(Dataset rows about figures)
- Opening Delimiter -

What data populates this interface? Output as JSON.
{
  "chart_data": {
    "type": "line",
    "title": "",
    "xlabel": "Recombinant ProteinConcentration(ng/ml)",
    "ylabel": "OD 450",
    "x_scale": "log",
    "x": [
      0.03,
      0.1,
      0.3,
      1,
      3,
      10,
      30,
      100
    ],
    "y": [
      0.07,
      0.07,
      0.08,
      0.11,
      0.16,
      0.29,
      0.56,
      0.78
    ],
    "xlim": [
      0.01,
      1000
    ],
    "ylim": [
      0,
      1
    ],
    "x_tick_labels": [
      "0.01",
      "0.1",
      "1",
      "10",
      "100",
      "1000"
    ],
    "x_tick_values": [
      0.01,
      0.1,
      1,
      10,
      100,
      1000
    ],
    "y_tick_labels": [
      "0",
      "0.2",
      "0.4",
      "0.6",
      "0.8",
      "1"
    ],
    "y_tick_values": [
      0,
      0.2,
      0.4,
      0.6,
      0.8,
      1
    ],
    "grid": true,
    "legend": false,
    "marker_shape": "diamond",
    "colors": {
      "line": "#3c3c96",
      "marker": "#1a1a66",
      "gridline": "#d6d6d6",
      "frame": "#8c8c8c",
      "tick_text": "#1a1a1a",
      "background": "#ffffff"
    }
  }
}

- Closing Delimiter -

## REQUIREMENT
Could I ask you to return the records exactly and in full?

## RESULT OF THE TASK
What data populates this interface? Output as JSON.
{
  "chart_data": {
    "type": "line",
    "title": "",
    "xlabel": "Recombinant ProteinConcentration(ng/ml)",
    "ylabel": "OD 450",
    "x_scale": "log",
    "x": [
      0.03,
      0.1,
      0.3,
      1,
      3,
      10,
      30,
      100
    ],
    "y": [
      0.07,
      0.07,
      0.08,
      0.11,
      0.16,
      0.29,
      0.56,
      0.78
    ],
    "xlim": [
      0.01,
      1000
    ],
    "ylim": [
      0,
      1
    ],
    "x_tick_labels": [
      "0.01",
      "0.1",
      "1",
      "10",
      "100",
      "1000"
    ],
    "x_tick_values": [
      0.01,
      0.1,
      1,
      10,
      100,
      1000
    ],
    "y_tick_labels": [
      "0",
      "0.2",
      "0.4",
      "0.6",
      "0.8",
      "1"
    ],
    "y_tick_values": [
      0,
      0.2,
      0.4,
      0.6,
      0.8,
      1
    ],
    "grid": true,
    "legend": false,
    "marker_shape": "diamond",
    "colors": {
      "line": "#3c3c96",
      "marker": "#1a1a66",
      "gridline": "#d6d6d6",
      "frame": "#8c8c8c",
      "tick_text": "#1a1a1a",
      "background": "#ffffff"
    }
  }
}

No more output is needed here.